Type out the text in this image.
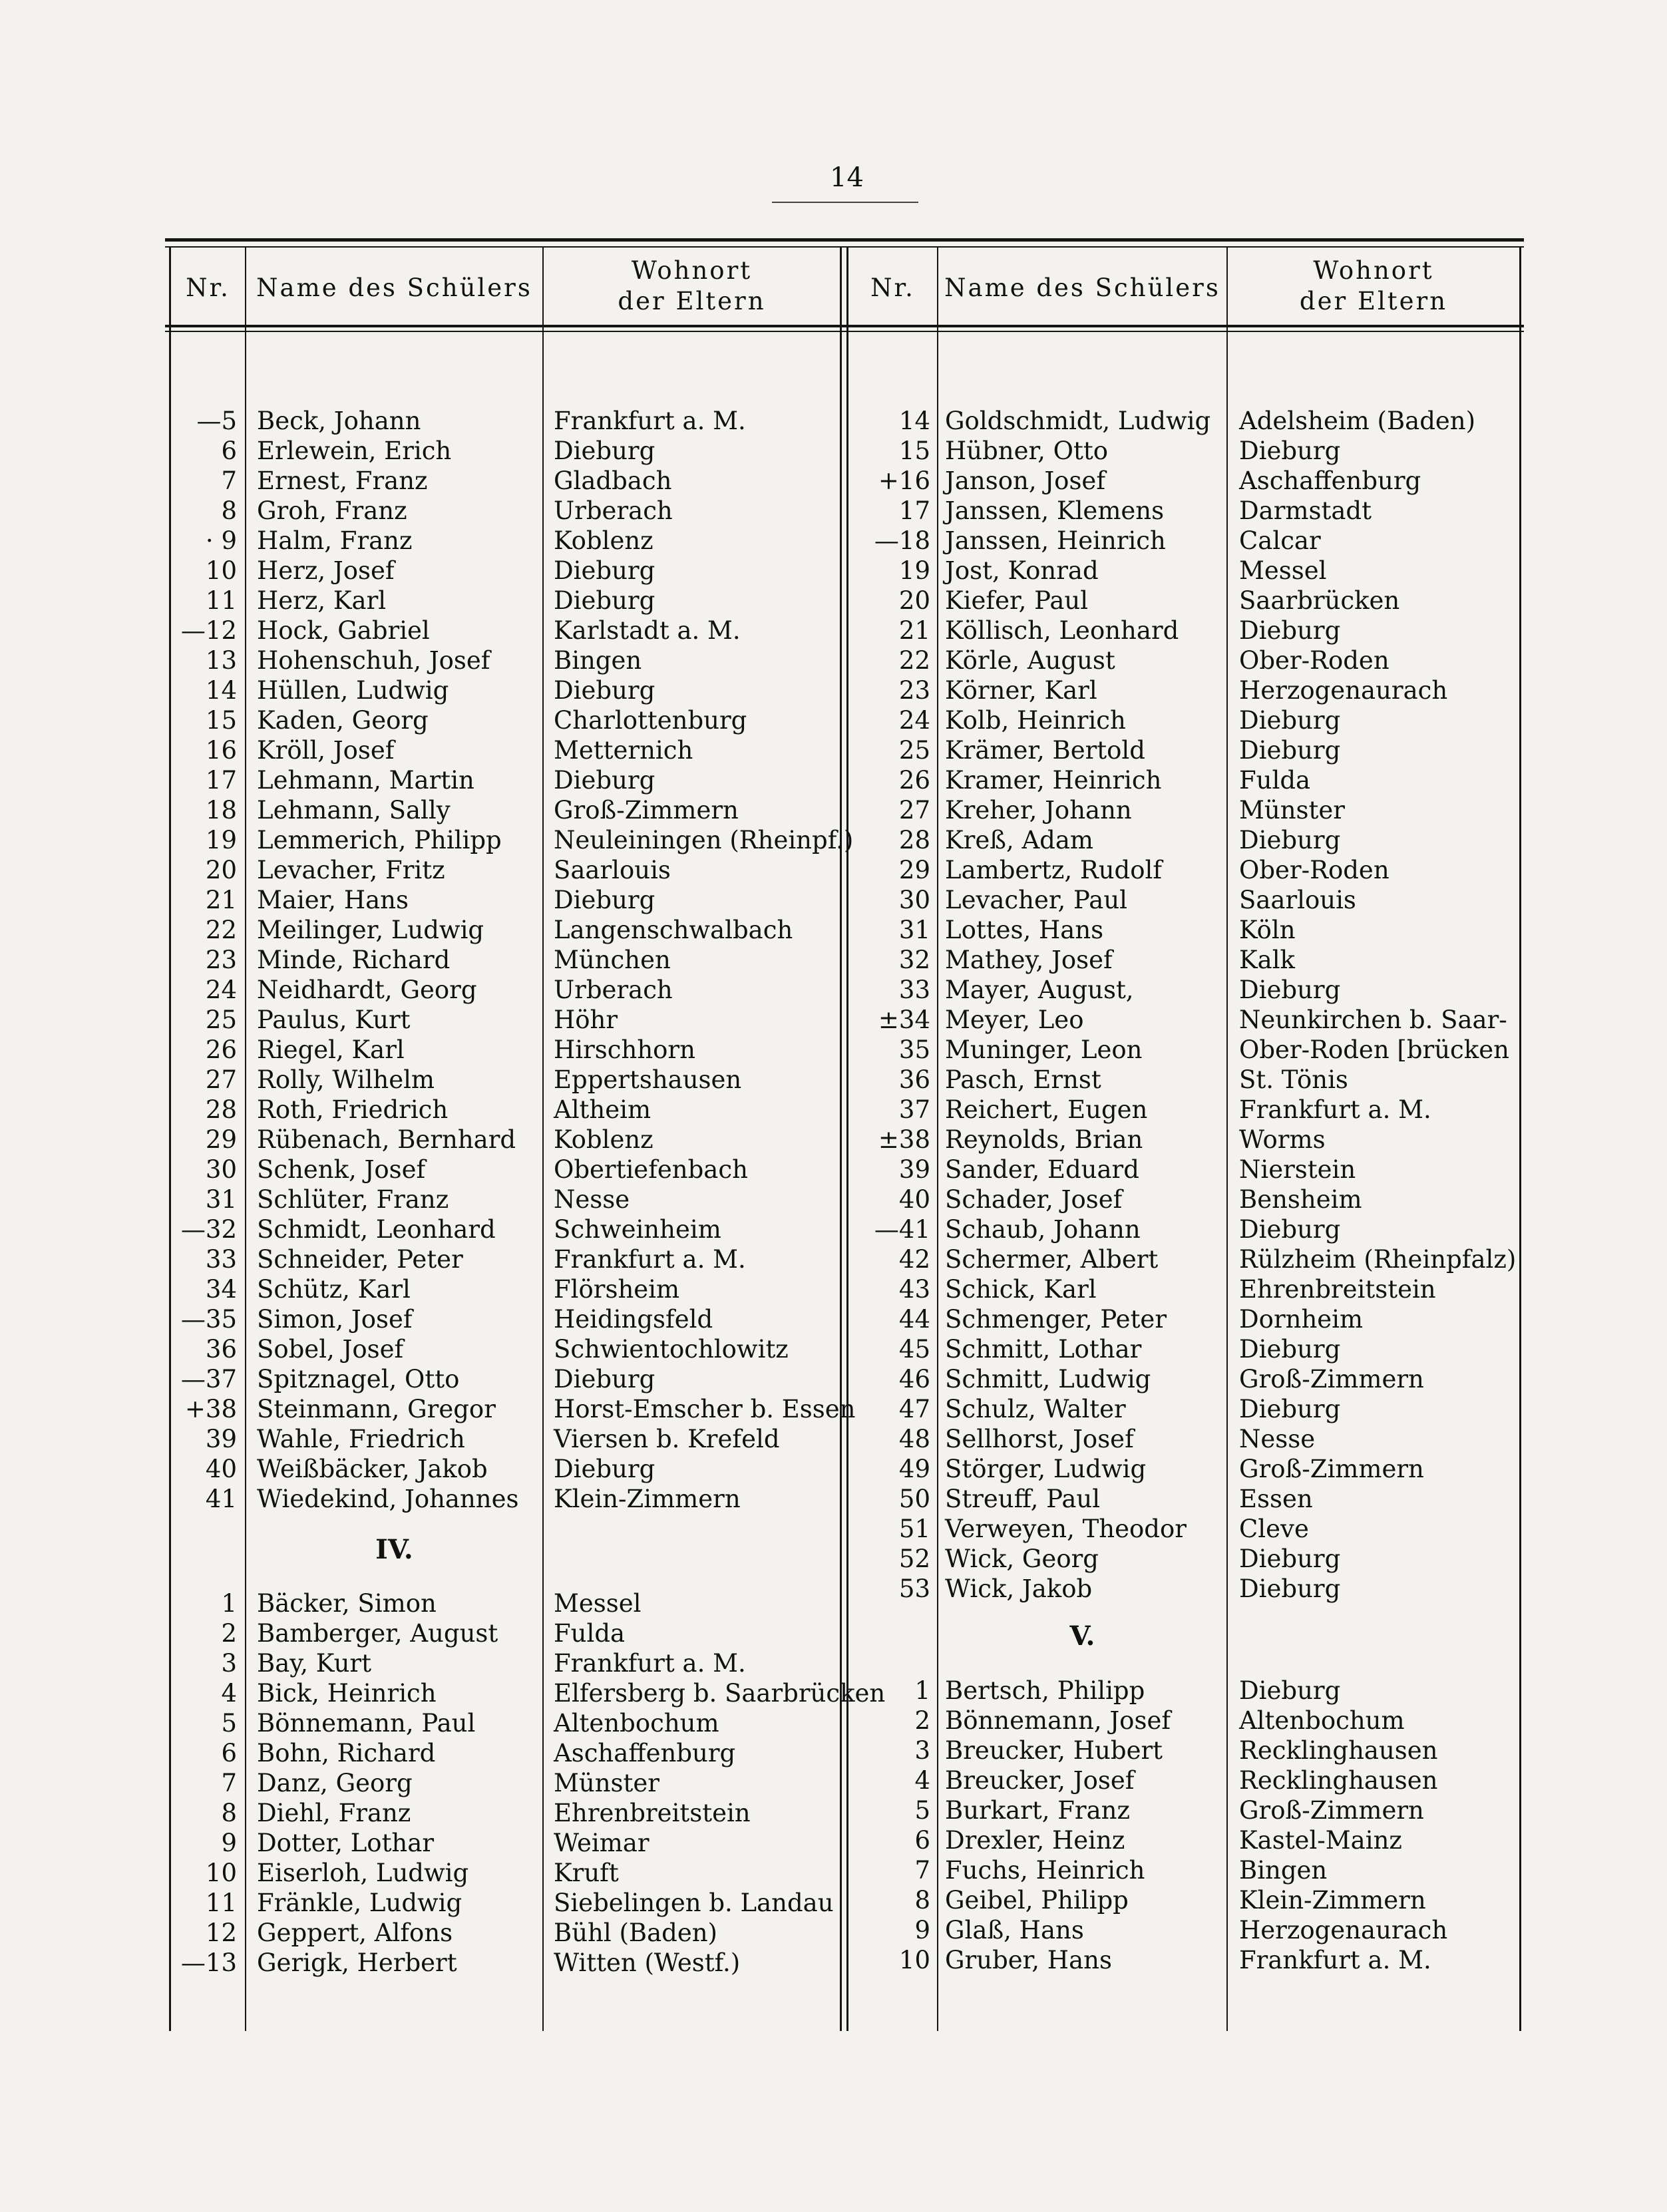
14
Nr.	Name des Schülers
Wohnort
der Eltern	Nr.	Name des Schülers
Wohnort
der Eltern
—5 Beck, Johann	Frankfurt a. M.
6 Erlewein, Erich	Dieburg
7 Ernest, Franz	Gladbach
8 Groh, Franz	Urberach
· 9 Halm, Franz	Koblenz
10 Herz, Josef	Dieburg
11 Herz, Karl	Dieburg
—12 Hock, Gabriel	Karlstadt a. M.
13 Hohenschuh, Josef	Bingen
14 Hüllen, Ludwig	Dieburg
15 Kaden, Georg	Charlottenburg
16 Kröll, Josef	Metternich
17 Lehmann, Martin	Dieburg
18 Lehmann, Sally	Groß-Zimmern
19 Lemmerich, Philipp Neuleiningen (Rheinpf.)
20 Levacher, Fritz	Saarlouis
21 Maier, Hans	Dieburg
22 Meilinger, Ludwig	Langenschwalbach
23 Minde, Richard	München
24 Neidhardt, Georg	Urberach
25 Paulus, Kurt	Höhr
26 Riegel, Karl	Hirschhorn
27 Rolly, Wilhelm	Eppertshausen
28 Roth, Friedrich	Altheim
29 Rübenach, Bernhard Koblenz
30 Schenk, Josef	Obertiefenbach
31 Schlüter, Franz	Nesse
—32 Schmidt, Leonhard Schweinheim
33 Schneider, Peter	Frankfurt a. M.
34 Schütz, Karl	Flörsheim
—35 Simon, Josef	Heidingsfeld
36 Sobel, Josef	Schwientochlowitz
—37 Spitznagel, Otto	Dieburg
+38 Steinmann, Gregor Horst-Emscher b. Essen
39 Wahle, Friedrich	Viersen b. Krefeld
40 Weißbäcker, Jakob	Dieburg
41 Wiedekind, Johannes Klein-Zimmern
1 Bäcker, Simon	Messel
2 Bamberger, August Fulda
3 Bay, Kurt	Frankfurt a. M.
4 Bick, Heinrich	Elfersberg b. Saarbrücken
5 Bönnemann, Paul	Altenbochum
6 Bohn, Richard	Aschaffenburg
7 Danz, Georg	Münster
8 Diehl, Franz	Ehrenbreitstein
9 Dotter, Lothar	Weimar
10 Eiserloh, Ludwig	Kruft
11 Fränkle, Ludwig	Siebelingen b. Landau
12 Geppert, Alfons	Bühl (Baden)
—13 Gerigk, Herbert	Witten (Westf.)
14 Goldschmidt, Ludwig Adelsheim (Baden)
15 Hübner, Otto	Dieburg
+16 Janson, Josef	Aschaffenburg
17 Janssen, Klemens	Darmstadt
—18 Janssen, Heinrich	Calcar
19 Jost, Konrad	Messel
20 Kiefer, Paul	Saarbrücken
21 Köllisch, Leonhard Dieburg
22 Körle, August	Ober-Roden
23 Körner, Karl	Herzogenaurach
24 Kolb, Heinrich	Dieburg
25 Krämer, Bertold	Dieburg
26 Kramer, Heinrich	Fulda
27 Kreher, Johann	Münster
28 Kreß, Adam	Dieburg
29 Lambertz, Rudolf	Ober-Roden
30 Levacher, Paul	Saarlouis
31 Lottes, Hans	Köln
32 Mathey, Josef	Kalk
33 Mayer, August,	Dieburg
±34 Meyer, Leo	Neunkirchen b. Saar-
35 Muninger, Leon	Ober-Roden [brücken
36 Pasch, Ernst	St. Tönis
37 Reichert, Eugen	Frankfurt a. M.
±38 Reynolds, Brian	Worms
39 Sander, Eduard	Nierstein
40 Schader, Josef	Bensheim
—41 Schaub, Johann	Dieburg
42 Schermer, Albert	Rülzheim (Rheinpfalz)
43 Schick, Karl	Ehrenbreitstein
44 Schmenger, Peter	Dornheim
45 Schmitt, Lothar	Dieburg
46 Schmitt, Ludwig	Groß-Zimmern
47 Schulz, Walter	Dieburg
48 Sellhorst, Josef	Nesse
49 Störger, Ludwig	Groß-Zimmern
50 Streuff, Paul	Essen
51 Verweyen, Theodor Cleve
52 Wick, Georg	Dieburg
53 Wick, Jakob	Dieburg
1 Bertsch, Philipp	Dieburg
2 Bönnemann, Josef	Altenbochum
3 Breucker, Hubert	Recklinghausen
4 Breucker, Josef	Recklinghausen
5 Burkart, Franz	Groß-Zimmern
6 Drexler, Heinz	Kastel-Mainz
7 Fuchs, Heinrich	Bingen
8 Geibel, Philipp	Klein-Zimmern
9 Glaß, Hans	Herzogenaurach
10 Gruber, Hans	Frankfurt a. M.
IV.
V.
◆ ◆ ◆ ◆ ◆
### Set task
Check each line of the entries for the string "Saarbrücken". Copy the lines that have it.

### Reply to the task
4 Bick, Heinrich	Elfersberg b. Saarbrücken
20 Kiefer, Paul	Saarbrücken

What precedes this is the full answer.